◆ ABOUT THIS TASK:
If a line in the data holds the string "spRefine", list it.

___ RECORD EXCERPTS ___

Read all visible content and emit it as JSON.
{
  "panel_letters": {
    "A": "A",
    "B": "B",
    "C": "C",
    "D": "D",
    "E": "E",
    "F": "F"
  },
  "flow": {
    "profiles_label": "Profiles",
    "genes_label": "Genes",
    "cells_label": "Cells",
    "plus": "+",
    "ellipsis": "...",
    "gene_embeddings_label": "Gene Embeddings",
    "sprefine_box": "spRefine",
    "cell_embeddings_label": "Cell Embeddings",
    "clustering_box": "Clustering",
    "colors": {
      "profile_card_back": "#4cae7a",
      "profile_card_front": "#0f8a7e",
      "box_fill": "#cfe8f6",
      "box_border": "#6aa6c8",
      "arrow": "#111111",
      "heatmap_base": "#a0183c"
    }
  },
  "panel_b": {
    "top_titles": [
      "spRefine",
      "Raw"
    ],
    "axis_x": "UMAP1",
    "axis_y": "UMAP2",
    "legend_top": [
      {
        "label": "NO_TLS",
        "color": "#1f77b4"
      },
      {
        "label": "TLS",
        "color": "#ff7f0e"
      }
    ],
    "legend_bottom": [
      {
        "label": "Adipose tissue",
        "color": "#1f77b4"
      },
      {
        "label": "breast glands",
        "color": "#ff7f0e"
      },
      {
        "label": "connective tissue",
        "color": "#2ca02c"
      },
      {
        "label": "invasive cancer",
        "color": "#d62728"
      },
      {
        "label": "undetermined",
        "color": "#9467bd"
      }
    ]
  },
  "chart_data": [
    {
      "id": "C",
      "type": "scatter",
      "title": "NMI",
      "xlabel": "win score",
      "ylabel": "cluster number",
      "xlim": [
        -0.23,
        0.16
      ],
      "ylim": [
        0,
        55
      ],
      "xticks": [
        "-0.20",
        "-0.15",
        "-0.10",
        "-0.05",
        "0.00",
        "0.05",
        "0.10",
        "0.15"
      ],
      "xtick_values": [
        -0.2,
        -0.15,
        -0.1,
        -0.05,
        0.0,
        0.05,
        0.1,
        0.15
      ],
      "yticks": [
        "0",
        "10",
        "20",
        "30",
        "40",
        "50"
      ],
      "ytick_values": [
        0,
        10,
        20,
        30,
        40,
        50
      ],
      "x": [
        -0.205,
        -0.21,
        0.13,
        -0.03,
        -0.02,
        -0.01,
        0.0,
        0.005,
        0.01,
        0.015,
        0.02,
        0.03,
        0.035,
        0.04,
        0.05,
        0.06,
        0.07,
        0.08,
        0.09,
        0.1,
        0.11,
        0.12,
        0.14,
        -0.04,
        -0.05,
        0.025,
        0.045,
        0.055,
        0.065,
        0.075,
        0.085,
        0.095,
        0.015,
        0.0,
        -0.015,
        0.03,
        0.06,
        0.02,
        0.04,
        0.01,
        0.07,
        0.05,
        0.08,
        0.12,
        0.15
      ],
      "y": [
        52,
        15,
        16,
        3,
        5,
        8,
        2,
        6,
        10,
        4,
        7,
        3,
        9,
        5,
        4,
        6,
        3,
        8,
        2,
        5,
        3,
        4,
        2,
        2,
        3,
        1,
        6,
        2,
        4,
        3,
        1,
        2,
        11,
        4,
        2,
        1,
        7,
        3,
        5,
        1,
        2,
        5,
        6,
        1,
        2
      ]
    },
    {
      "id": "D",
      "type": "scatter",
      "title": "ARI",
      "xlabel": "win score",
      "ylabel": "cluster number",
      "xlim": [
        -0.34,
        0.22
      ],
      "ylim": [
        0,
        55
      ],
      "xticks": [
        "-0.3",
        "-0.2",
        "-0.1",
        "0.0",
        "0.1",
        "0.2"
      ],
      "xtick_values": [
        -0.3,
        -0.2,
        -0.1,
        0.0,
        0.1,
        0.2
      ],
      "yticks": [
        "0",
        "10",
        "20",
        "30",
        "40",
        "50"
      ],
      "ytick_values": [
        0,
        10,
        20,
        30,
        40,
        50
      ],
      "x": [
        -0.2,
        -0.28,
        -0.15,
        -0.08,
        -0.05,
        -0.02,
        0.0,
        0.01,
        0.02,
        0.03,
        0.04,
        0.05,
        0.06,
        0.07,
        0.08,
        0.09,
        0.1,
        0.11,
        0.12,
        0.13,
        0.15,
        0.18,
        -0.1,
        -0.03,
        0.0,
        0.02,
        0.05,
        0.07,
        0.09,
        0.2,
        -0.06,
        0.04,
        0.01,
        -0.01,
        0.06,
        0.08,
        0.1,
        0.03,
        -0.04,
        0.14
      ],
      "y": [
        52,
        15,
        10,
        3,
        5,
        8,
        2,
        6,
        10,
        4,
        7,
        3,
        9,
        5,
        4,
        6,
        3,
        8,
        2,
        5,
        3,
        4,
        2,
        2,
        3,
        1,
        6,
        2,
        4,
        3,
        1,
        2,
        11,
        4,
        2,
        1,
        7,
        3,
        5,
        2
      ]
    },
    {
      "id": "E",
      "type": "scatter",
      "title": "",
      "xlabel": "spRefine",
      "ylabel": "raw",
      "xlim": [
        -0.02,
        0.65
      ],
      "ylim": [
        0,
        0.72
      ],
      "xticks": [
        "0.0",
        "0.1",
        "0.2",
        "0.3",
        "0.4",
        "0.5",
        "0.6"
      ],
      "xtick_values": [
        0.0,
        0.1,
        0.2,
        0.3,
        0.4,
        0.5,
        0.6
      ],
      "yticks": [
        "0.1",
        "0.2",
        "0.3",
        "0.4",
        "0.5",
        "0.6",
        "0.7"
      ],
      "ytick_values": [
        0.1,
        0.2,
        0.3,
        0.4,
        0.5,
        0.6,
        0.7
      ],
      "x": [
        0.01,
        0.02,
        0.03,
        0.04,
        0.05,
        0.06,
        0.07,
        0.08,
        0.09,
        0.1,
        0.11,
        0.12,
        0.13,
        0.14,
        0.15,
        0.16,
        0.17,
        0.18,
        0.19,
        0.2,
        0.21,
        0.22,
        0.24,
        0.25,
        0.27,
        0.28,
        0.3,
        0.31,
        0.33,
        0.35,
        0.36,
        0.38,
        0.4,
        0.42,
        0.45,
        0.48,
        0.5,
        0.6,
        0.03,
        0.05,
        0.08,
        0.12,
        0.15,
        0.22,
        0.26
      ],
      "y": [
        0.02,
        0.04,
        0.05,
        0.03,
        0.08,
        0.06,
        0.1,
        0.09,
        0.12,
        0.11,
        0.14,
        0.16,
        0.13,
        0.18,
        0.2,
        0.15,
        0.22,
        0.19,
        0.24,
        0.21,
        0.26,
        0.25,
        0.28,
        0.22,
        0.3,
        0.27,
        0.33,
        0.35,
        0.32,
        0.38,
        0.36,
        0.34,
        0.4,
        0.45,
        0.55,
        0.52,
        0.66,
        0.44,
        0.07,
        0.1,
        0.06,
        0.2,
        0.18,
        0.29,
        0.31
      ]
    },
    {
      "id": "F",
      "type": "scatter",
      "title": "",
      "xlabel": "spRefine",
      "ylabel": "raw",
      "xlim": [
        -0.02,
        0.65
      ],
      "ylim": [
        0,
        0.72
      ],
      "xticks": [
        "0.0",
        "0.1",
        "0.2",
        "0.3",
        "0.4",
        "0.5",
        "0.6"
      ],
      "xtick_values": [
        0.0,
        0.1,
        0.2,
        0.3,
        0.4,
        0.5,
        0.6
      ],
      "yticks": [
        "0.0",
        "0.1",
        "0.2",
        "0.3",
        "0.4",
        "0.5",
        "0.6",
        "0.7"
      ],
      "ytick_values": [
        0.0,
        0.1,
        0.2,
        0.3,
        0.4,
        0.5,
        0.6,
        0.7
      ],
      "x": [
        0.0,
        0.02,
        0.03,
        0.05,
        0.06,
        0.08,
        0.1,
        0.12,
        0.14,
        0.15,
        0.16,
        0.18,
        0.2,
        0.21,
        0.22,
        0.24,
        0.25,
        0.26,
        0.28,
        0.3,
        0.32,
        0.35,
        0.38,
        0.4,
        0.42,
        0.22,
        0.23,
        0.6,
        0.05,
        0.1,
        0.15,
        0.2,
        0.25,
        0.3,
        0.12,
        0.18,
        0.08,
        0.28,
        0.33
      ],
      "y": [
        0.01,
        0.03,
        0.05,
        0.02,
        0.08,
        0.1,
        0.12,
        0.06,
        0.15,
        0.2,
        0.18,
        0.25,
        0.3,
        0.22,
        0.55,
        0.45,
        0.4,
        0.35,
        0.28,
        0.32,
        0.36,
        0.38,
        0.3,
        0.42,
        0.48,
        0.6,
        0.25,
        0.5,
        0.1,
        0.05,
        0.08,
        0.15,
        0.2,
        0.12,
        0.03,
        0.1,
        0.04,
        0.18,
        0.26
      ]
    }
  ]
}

___
___ RECORD EXCERPTS ___

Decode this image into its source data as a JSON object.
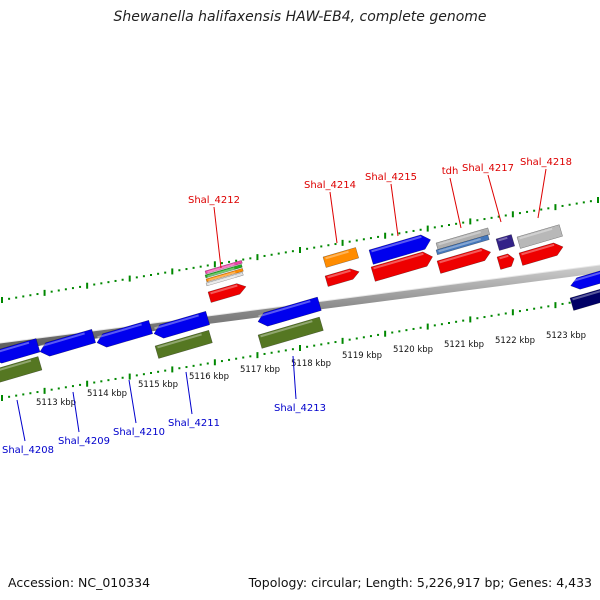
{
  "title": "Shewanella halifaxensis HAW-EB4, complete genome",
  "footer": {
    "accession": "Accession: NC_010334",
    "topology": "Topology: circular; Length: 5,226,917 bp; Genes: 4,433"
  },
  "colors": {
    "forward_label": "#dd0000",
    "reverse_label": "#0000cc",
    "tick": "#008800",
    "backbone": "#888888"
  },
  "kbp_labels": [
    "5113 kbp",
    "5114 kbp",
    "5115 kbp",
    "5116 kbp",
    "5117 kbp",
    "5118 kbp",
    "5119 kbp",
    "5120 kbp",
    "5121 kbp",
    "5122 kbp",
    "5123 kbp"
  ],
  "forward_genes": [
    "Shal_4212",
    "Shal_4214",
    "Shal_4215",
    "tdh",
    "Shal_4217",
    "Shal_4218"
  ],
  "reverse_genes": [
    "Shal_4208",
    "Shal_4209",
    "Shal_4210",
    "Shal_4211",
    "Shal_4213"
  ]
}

___
___ RECORD EXCERPTS ___

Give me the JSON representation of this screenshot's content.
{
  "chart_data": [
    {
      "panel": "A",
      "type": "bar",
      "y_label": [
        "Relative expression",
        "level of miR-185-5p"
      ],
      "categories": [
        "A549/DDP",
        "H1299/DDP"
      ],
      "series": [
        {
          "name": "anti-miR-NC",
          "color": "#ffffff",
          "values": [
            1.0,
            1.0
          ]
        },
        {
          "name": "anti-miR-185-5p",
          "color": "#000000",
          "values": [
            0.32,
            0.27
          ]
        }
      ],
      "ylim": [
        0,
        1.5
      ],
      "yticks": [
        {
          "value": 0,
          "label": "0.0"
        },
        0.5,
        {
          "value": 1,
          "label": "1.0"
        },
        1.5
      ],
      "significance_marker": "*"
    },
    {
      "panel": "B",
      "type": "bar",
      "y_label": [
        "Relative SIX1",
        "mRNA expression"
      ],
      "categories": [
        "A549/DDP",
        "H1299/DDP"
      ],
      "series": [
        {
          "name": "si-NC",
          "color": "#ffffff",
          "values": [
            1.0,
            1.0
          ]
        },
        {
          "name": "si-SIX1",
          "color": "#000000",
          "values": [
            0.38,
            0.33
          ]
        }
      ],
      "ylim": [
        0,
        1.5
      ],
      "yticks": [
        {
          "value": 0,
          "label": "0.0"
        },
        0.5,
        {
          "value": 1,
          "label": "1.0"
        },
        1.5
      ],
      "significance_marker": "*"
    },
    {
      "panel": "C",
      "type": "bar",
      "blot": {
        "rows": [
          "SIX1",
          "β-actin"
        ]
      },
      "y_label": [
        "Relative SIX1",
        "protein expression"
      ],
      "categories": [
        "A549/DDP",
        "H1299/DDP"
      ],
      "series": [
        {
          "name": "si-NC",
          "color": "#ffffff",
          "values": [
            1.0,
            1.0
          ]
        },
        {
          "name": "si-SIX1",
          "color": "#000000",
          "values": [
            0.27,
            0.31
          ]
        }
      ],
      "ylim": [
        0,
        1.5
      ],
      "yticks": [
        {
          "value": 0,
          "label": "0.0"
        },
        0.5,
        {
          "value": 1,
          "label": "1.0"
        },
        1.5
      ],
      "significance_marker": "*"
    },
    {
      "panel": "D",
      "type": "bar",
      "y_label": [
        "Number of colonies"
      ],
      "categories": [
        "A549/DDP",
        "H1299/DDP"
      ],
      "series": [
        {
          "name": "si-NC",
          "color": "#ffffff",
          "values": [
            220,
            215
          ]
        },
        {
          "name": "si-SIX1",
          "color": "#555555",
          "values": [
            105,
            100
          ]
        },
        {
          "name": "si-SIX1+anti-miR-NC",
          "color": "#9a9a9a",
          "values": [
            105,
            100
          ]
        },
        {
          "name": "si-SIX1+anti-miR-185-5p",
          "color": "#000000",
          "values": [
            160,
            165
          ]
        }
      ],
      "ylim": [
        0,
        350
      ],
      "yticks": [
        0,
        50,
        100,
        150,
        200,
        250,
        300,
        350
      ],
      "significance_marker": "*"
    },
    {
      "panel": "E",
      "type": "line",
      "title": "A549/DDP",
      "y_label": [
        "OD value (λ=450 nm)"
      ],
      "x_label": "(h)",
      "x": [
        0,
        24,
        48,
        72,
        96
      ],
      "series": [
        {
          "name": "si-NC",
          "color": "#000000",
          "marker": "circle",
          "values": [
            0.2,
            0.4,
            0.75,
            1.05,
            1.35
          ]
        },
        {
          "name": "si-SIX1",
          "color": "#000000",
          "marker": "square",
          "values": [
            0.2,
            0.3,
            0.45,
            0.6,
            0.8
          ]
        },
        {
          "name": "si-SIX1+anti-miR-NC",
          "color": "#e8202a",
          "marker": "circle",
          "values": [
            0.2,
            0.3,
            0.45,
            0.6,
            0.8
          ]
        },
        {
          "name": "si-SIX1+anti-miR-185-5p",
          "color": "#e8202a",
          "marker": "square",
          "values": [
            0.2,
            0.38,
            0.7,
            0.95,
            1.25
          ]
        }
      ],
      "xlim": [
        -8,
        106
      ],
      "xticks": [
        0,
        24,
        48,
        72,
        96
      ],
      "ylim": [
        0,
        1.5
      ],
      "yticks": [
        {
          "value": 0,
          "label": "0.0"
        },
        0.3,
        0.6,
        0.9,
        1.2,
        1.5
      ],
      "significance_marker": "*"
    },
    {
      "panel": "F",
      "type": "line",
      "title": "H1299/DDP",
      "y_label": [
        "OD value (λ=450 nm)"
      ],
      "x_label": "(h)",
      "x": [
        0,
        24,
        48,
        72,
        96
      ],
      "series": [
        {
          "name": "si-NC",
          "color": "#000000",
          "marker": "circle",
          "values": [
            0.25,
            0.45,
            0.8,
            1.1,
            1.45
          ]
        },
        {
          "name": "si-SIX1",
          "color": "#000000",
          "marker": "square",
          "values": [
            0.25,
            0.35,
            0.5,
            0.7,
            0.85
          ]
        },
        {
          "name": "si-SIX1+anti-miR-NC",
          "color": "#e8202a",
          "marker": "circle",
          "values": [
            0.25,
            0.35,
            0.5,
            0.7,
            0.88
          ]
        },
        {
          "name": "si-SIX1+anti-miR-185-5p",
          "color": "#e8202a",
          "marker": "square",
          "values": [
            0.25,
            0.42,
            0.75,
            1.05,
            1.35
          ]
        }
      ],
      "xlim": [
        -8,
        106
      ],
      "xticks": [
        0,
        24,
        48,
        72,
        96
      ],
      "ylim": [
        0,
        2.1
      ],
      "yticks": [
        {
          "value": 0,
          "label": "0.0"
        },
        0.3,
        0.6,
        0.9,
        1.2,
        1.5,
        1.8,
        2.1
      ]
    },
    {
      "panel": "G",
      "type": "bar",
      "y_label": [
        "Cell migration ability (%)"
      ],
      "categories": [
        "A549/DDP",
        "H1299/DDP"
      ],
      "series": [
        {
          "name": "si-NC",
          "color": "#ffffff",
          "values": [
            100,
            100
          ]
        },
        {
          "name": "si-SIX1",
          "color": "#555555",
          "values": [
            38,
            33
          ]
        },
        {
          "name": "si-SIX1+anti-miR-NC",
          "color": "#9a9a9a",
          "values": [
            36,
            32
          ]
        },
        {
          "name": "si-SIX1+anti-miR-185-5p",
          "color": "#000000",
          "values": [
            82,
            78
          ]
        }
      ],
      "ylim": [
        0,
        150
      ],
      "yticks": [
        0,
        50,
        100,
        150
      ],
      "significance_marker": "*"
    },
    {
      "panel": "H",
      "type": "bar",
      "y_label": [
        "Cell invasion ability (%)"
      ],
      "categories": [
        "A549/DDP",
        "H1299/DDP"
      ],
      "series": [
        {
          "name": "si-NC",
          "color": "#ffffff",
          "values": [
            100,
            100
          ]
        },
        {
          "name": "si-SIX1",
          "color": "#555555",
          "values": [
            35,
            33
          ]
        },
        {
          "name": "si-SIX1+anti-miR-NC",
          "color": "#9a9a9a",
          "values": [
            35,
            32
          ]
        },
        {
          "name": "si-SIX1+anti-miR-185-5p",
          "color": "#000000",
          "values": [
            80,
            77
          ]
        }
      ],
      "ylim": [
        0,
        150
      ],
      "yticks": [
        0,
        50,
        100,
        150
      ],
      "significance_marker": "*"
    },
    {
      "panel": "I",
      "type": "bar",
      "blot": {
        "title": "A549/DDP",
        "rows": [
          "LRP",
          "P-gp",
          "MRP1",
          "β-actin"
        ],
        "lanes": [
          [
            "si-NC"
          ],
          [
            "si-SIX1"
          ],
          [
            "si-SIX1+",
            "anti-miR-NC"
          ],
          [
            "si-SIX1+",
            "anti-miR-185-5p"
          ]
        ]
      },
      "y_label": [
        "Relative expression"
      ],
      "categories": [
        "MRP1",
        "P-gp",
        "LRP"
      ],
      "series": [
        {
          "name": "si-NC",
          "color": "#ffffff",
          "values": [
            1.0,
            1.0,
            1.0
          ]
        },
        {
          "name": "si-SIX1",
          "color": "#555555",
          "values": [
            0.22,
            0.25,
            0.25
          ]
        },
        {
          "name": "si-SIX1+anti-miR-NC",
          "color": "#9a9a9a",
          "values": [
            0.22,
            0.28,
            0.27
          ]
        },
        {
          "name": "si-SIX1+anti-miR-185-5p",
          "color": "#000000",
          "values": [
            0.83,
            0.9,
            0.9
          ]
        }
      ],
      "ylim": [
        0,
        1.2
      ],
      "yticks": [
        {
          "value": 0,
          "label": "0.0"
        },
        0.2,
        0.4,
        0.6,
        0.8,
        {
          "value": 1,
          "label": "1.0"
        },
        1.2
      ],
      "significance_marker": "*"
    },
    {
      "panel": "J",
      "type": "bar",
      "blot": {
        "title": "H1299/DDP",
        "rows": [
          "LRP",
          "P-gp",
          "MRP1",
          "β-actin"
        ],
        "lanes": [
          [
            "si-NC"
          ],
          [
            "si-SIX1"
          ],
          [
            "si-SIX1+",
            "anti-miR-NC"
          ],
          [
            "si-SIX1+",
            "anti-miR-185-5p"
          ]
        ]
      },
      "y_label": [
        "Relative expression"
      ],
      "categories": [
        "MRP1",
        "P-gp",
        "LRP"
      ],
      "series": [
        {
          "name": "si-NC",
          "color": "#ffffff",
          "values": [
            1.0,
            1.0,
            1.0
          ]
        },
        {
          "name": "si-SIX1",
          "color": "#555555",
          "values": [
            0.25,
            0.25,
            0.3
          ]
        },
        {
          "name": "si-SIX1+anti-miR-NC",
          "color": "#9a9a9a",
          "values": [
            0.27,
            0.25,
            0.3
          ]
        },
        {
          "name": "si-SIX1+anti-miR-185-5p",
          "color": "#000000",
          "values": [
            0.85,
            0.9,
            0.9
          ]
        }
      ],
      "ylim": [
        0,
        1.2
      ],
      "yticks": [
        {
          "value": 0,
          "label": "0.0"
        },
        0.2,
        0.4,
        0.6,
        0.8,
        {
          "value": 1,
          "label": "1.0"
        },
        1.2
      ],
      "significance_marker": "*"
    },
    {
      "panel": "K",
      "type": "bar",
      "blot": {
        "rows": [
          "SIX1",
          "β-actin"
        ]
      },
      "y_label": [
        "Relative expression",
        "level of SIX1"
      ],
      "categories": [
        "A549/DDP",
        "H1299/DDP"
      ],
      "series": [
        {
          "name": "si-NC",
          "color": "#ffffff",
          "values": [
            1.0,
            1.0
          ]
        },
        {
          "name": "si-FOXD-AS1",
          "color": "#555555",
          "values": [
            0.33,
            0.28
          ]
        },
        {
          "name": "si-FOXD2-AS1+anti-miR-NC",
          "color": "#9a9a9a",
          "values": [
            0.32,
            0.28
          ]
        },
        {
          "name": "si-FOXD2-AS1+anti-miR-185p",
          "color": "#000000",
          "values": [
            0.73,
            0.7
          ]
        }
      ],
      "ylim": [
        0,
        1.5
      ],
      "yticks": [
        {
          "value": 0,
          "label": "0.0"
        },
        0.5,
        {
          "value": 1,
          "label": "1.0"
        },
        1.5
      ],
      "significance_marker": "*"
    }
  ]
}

___

◆ SOLUTION TO THE EXERCISE:
    "sprefine_box": "spRefine",
      "spRefine",
      "xlabel": "spRefine",
      "xlabel": "spRefine",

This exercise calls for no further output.